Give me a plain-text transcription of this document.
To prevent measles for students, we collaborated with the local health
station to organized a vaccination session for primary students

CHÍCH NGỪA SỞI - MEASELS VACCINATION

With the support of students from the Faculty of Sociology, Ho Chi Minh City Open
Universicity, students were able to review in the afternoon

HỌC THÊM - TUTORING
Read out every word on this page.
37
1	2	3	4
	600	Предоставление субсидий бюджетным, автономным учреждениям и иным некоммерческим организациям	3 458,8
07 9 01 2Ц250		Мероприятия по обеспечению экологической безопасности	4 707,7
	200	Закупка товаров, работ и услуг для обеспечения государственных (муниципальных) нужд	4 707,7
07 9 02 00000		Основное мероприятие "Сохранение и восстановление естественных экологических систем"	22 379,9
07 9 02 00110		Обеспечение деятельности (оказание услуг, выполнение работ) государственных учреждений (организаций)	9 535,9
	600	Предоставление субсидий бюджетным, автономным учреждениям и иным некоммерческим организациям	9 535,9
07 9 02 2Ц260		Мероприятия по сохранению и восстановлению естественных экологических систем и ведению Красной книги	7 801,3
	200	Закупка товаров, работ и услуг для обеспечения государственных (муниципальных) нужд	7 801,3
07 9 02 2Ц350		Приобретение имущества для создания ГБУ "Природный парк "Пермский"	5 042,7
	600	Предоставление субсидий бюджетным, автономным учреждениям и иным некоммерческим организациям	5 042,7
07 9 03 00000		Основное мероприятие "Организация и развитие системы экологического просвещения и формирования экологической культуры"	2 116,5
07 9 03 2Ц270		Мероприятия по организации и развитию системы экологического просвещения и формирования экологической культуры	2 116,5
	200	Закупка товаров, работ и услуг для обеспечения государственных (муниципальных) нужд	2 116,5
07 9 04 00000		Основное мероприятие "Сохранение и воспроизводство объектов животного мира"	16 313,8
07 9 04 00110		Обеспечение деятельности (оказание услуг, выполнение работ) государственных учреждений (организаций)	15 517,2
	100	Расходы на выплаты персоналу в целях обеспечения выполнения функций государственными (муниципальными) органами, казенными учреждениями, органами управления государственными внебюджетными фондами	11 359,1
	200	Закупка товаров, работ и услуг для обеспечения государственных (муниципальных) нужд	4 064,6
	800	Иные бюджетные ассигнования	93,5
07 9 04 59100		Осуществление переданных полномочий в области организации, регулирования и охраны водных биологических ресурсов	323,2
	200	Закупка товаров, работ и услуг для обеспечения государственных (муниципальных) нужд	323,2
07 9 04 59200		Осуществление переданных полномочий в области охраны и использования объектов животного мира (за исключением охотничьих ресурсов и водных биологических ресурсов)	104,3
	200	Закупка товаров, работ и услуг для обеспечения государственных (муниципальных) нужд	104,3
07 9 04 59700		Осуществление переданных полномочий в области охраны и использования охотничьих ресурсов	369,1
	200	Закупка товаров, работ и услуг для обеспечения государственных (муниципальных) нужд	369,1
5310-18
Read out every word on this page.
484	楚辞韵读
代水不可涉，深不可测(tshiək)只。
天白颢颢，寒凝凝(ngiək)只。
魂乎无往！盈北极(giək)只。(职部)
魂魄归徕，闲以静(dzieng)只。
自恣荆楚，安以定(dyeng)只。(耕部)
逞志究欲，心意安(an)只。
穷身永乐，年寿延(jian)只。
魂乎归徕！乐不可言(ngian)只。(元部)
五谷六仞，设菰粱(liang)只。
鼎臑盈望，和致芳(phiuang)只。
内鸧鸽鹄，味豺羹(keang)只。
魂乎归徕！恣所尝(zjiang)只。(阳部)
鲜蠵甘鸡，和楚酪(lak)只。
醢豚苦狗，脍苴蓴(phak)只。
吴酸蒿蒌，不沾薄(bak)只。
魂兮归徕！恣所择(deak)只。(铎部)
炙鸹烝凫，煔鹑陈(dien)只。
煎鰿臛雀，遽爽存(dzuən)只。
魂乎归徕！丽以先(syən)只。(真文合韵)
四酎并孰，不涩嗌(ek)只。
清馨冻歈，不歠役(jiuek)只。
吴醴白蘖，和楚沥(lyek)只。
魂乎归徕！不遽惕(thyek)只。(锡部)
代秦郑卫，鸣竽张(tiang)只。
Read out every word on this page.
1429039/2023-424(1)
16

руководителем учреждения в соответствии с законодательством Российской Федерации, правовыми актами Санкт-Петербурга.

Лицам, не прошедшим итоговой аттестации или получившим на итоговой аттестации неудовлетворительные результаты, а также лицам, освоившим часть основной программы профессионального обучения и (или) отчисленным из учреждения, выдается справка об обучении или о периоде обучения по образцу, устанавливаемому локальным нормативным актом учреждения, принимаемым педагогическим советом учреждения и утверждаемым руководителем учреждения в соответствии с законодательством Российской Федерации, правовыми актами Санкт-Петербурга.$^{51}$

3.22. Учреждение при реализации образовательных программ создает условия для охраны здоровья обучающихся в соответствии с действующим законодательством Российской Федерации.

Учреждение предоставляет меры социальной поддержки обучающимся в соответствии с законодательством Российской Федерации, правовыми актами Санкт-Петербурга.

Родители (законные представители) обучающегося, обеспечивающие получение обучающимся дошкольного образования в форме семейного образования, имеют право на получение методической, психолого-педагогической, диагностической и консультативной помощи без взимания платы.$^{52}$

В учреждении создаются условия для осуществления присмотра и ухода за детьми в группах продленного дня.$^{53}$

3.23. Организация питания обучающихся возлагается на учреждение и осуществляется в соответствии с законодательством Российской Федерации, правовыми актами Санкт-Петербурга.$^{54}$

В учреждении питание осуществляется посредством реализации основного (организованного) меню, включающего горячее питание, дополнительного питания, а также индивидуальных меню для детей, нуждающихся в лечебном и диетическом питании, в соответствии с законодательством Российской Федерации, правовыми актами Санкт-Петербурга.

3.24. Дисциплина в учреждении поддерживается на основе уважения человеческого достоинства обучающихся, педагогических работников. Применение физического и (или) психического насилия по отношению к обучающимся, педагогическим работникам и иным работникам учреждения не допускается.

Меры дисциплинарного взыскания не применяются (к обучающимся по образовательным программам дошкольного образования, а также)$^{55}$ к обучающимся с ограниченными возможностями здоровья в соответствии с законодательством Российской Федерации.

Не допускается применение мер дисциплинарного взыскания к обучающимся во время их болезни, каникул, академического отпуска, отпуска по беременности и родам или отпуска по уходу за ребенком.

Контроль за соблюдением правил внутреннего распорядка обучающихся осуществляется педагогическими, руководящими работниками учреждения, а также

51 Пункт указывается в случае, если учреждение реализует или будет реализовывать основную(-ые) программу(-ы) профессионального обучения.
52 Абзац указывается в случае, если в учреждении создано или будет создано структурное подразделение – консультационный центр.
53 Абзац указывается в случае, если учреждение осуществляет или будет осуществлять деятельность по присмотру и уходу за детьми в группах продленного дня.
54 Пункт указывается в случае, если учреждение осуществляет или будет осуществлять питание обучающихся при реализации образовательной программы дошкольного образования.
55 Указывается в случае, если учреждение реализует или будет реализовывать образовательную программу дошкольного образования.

• **WHAT IS ASKED**
Select every line in the records above that contains the word "системы".

• **SOLUTION TO THIS TASK**
07 9 03 00000		Основное мероприятие "Организация и развитие системы экологического просвещения и формирования экологической культуры"	2 116,5
07 9 03 2Ц270		Мероприятия по организации и развитию системы экологического просвещения и формирования экологической культуры	2 116,5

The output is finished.